Start of Data excerpts

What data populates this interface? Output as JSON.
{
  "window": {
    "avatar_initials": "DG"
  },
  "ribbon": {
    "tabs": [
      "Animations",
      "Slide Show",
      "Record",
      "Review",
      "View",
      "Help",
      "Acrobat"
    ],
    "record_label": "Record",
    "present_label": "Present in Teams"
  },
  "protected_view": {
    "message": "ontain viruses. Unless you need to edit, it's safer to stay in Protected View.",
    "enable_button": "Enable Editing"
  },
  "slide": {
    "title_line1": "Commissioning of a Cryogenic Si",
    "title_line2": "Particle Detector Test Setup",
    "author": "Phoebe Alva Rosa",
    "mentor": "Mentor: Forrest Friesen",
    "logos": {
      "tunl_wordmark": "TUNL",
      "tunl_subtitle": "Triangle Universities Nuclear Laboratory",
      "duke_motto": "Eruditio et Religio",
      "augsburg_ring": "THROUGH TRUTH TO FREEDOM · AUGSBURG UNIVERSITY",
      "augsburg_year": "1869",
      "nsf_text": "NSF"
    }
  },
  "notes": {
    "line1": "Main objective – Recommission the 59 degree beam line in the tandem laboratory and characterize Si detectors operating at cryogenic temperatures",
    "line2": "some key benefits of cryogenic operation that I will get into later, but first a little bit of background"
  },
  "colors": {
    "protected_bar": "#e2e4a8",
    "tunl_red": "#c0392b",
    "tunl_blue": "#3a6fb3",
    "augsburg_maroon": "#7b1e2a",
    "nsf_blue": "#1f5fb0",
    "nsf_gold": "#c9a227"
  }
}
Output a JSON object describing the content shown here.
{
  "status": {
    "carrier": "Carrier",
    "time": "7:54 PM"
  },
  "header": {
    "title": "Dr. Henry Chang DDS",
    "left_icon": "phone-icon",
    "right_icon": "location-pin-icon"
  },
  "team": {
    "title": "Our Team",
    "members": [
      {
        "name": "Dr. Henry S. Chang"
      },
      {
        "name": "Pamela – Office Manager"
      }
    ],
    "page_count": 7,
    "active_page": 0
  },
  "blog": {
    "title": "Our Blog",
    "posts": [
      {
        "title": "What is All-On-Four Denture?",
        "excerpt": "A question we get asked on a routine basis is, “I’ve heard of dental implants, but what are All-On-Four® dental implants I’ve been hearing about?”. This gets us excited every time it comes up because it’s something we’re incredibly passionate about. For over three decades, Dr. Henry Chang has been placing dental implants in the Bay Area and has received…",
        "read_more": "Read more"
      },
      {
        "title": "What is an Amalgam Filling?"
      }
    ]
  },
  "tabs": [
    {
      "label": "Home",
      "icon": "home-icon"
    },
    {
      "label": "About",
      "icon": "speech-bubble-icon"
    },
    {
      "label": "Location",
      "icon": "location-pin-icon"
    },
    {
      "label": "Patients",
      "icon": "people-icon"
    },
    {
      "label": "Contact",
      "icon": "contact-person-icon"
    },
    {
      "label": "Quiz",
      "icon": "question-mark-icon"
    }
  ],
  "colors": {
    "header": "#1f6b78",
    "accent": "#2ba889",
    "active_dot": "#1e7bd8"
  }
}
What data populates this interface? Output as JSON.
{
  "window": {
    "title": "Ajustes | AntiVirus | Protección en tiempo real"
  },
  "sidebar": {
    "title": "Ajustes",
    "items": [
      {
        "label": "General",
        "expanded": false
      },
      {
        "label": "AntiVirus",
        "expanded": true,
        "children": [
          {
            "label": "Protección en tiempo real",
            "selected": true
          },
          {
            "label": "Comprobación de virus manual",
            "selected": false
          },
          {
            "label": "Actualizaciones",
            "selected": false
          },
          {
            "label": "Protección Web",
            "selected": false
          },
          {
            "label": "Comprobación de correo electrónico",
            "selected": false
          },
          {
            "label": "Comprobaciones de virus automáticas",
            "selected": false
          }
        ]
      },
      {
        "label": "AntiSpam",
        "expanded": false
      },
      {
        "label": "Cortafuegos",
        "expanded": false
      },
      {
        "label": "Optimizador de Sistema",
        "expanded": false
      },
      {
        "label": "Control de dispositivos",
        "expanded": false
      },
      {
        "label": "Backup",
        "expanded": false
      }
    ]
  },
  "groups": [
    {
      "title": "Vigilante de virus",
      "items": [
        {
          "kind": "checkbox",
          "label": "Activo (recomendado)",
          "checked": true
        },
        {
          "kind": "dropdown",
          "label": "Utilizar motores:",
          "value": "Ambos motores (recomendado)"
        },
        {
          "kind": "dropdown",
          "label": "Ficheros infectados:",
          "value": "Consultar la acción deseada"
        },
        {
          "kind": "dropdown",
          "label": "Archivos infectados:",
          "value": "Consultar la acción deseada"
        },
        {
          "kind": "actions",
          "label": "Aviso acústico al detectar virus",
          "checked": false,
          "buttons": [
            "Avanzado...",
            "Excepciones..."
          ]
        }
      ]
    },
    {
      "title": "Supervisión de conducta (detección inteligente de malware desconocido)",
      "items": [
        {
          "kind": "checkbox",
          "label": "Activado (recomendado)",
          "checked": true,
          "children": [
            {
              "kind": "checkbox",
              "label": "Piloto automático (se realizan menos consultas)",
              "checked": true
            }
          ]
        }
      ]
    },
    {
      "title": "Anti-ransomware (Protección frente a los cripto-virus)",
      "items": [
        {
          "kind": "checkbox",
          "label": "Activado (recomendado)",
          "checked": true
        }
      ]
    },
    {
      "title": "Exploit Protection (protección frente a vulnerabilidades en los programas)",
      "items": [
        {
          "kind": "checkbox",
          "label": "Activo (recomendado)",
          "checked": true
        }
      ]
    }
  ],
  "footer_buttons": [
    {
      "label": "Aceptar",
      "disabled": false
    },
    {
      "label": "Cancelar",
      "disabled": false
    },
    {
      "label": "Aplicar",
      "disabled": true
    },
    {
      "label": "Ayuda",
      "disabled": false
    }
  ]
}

End of Data excerpts

## [What is needed]
Every entry above should be returned exactly as written.

## [Response]
What data populates this interface? Output as JSON.
{
  "window": {
    "avatar_initials": "DG"
  },
  "ribbon": {
    "tabs": [
      "Animations",
      "Slide Show",
      "Record",
      "Review",
      "View",
      "Help",
      "Acrobat"
    ],
    "record_label": "Record",
    "present_label": "Present in Teams"
  },
  "protected_view": {
    "message": "ontain viruses. Unless you need to edit, it's safer to stay in Protected View.",
    "enable_button": "Enable Editing"
  },
  "slide": {
    "title_line1": "Commissioning of a Cryogenic Si",
    "title_line2": "Particle Detector Test Setup",
    "author": "Phoebe Alva Rosa",
    "mentor": "Mentor: Forrest Friesen",
    "logos": {
      "tunl_wordmark": "TUNL",
      "tunl_subtitle": "Triangle Universities Nuclear Laboratory",
      "duke_motto": "Eruditio et Religio",
      "augsburg_ring": "THROUGH TRUTH TO FREEDOM · AUGSBURG UNIVERSITY",
      "augsburg_year": "1869",
      "nsf_text": "NSF"
    }
  },
  "notes": {
    "line1": "Main objective – Recommission the 59 degree beam line in the tandem laboratory and characterize Si detectors operating at cryogenic temperatures",
    "line2": "some key benefits of cryogenic operation that I will get into later, but first a little bit of background"
  },
  "colors": {
    "protected_bar": "#e2e4a8",
    "tunl_red": "#c0392b",
    "tunl_blue": "#3a6fb3",
    "augsburg_maroon": "#7b1e2a",
    "nsf_blue": "#1f5fb0",
    "nsf_gold": "#c9a227"
  }
}
Output a JSON object describing the content shown here.
{
  "status": {
    "carrier": "Carrier",
    "time": "7:54 PM"
  },
  "header": {
    "title": "Dr. Henry Chang DDS",
    "left_icon": "phone-icon",
    "right_icon": "location-pin-icon"
  },
  "team": {
    "title": "Our Team",
    "members": [
      {
        "name": "Dr. Henry S. Chang"
      },
      {
        "name": "Pamela – Office Manager"
      }
    ],
    "page_count": 7,
    "active_page": 0
  },
  "blog": {
    "title": "Our Blog",
    "posts": [
      {
        "title": "What is All-On-Four Denture?",
        "excerpt": "A question we get asked on a routine basis is, “I’ve heard of dental implants, but what are All-On-Four® dental implants I’ve been hearing about?”. This gets us excited every time it comes up because it’s something we’re incredibly passionate about. For over three decades, Dr. Henry Chang has been placing dental implants in the Bay Area and has received…",
        "read_more": "Read more"
      },
      {
        "title": "What is an Amalgam Filling?"
      }
    ]
  },
  "tabs": [
    {
      "label": "Home",
      "icon": "home-icon"
    },
    {
      "label": "About",
      "icon": "speech-bubble-icon"
    },
    {
      "label": "Location",
      "icon": "location-pin-icon"
    },
    {
      "label": "Patients",
      "icon": "people-icon"
    },
    {
      "label": "Contact",
      "icon": "contact-person-icon"
    },
    {
      "label": "Quiz",
      "icon": "question-mark-icon"
    }
  ],
  "colors": {
    "header": "#1f6b78",
    "accent": "#2ba889",
    "active_dot": "#1e7bd8"
  }
}
What data populates this interface? Output as JSON.
{
  "window": {
    "title": "Ajustes | AntiVirus | Protección en tiempo real"
  },
  "sidebar": {
    "title": "Ajustes",
    "items": [
      {
        "label": "General",
        "expanded": false
      },
      {
        "label": "AntiVirus",
        "expanded": true,
        "children": [
          {
            "label": "Protección en tiempo real",
            "selected": true
          },
          {
            "label": "Comprobación de virus manual",
            "selected": false
          },
          {
            "label": "Actualizaciones",
            "selected": false
          },
          {
            "label": "Protección Web",
            "selected": false
          },
          {
            "label": "Comprobación de correo electrónico",
            "selected": false
          },
          {
            "label": "Comprobaciones de virus automáticas",
            "selected": false
          }
        ]
      },
      {
        "label": "AntiSpam",
        "expanded": false
      },
      {
        "label": "Cortafuegos",
        "expanded": false
      },
      {
        "label": "Optimizador de Sistema",
        "expanded": false
      },
      {
        "label": "Control de dispositivos",
        "expanded": false
      },
      {
        "label": "Backup",
        "expanded": false
      }
    ]
  },
  "groups": [
    {
      "title": "Vigilante de virus",
      "items": [
        {
          "kind": "checkbox",
          "label": "Activo (recomendado)",
          "checked": true
        },
        {
          "kind": "dropdown",
          "label": "Utilizar motores:",
          "value": "Ambos motores (recomendado)"
        },
        {
          "kind": "dropdown",
          "label": "Ficheros infectados:",
          "value": "Consultar la acción deseada"
        },
        {
          "kind": "dropdown",
          "label": "Archivos infectados:",
          "value": "Consultar la acción deseada"
        },
        {
          "kind": "actions",
          "label": "Aviso acústico al detectar virus",
          "checked": false,
          "buttons": [
            "Avanzado...",
            "Excepciones..."
          ]
        }
      ]
    },
    {
      "title": "Supervisión de conducta (detección inteligente de malware desconocido)",
      "items": [
        {
          "kind": "checkbox",
          "label": "Activado (recomendado)",
          "checked": true,
          "children": [
            {
              "kind": "checkbox",
              "label": "Piloto automático (se realizan menos consultas)",
              "checked": true
            }
          ]
        }
      ]
    },
    {
      "title": "Anti-ransomware (Protección frente a los cripto-virus)",
      "items": [
        {
          "kind": "checkbox",
          "label": "Activado (recomendado)",
          "checked": true
        }
      ]
    },
    {
      "title": "Exploit Protection (protección frente a vulnerabilidades en los programas)",
      "items": [
        {
          "kind": "checkbox",
          "label": "Activo (recomendado)",
          "checked": true
        }
      ]
    }
  ],
  "footer_buttons": [
    {
      "label": "Aceptar",
      "disabled": false
    },
    {
      "label": "Cancelar",
      "disabled": false
    },
    {
      "label": "Aplicar",
      "disabled": true
    },
    {
      "label": "Ayuda",
      "disabled": false
    }
  ]
}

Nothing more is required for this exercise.